Records for processing:
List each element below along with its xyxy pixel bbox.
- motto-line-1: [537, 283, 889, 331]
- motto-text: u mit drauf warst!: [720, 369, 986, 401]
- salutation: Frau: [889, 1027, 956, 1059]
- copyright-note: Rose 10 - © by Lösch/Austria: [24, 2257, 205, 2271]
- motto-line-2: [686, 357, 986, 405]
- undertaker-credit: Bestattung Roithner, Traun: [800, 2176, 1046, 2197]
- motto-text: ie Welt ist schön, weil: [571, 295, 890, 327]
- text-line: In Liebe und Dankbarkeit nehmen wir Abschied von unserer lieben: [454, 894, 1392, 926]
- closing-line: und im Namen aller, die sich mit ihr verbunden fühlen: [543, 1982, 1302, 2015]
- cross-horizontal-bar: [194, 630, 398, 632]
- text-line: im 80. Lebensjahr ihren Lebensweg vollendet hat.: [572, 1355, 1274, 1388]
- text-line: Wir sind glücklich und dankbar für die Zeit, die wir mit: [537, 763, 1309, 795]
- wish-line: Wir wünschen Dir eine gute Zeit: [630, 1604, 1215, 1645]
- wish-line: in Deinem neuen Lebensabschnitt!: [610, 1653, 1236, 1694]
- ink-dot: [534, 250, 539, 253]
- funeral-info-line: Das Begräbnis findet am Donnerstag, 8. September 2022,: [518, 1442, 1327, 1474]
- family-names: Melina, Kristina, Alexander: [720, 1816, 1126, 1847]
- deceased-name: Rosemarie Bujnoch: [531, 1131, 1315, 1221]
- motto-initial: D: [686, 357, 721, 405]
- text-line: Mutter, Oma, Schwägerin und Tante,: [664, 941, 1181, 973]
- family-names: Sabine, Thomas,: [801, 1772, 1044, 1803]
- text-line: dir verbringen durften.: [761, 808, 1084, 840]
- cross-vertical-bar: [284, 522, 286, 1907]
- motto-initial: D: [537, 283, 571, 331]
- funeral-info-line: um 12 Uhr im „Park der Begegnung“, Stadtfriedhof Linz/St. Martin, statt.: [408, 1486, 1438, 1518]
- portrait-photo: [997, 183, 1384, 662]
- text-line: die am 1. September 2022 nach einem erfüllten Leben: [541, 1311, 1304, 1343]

Problem to solve: Return, unchanged, the part of the material that opens with its first line and closes with the line containing "- text-line: Wir".

Output for this task:
List each element below along with its xyxy pixel bbox.
- motto-line-1: [537, 283, 889, 331]
- motto-text: u mit drauf warst!: [720, 369, 986, 401]
- salutation: Frau: [889, 1027, 956, 1059]
- copyright-note: Rose 10 - © by Lösch/Austria: [24, 2257, 205, 2271]
- motto-line-2: [686, 357, 986, 405]
- undertaker-credit: Bestattung Roithner, Traun: [800, 2176, 1046, 2197]
- motto-text: ie Welt ist schön, weil: [571, 295, 890, 327]
- text-line: In Liebe und Dankbarkeit nehmen wir Abschied von unserer lieben: [454, 894, 1392, 926]
- closing-line: und im Namen aller, die sich mit ihr verbunden fühlen: [543, 1982, 1302, 2015]
- cross-horizontal-bar: [194, 630, 398, 632]
- text-line: im 80. Lebensjahr ihren Lebensweg vollendet hat.: [572, 1355, 1274, 1388]
- text-line: Wir sind glücklich und dankbar für die Zeit, die wir mit: [537, 763, 1309, 795]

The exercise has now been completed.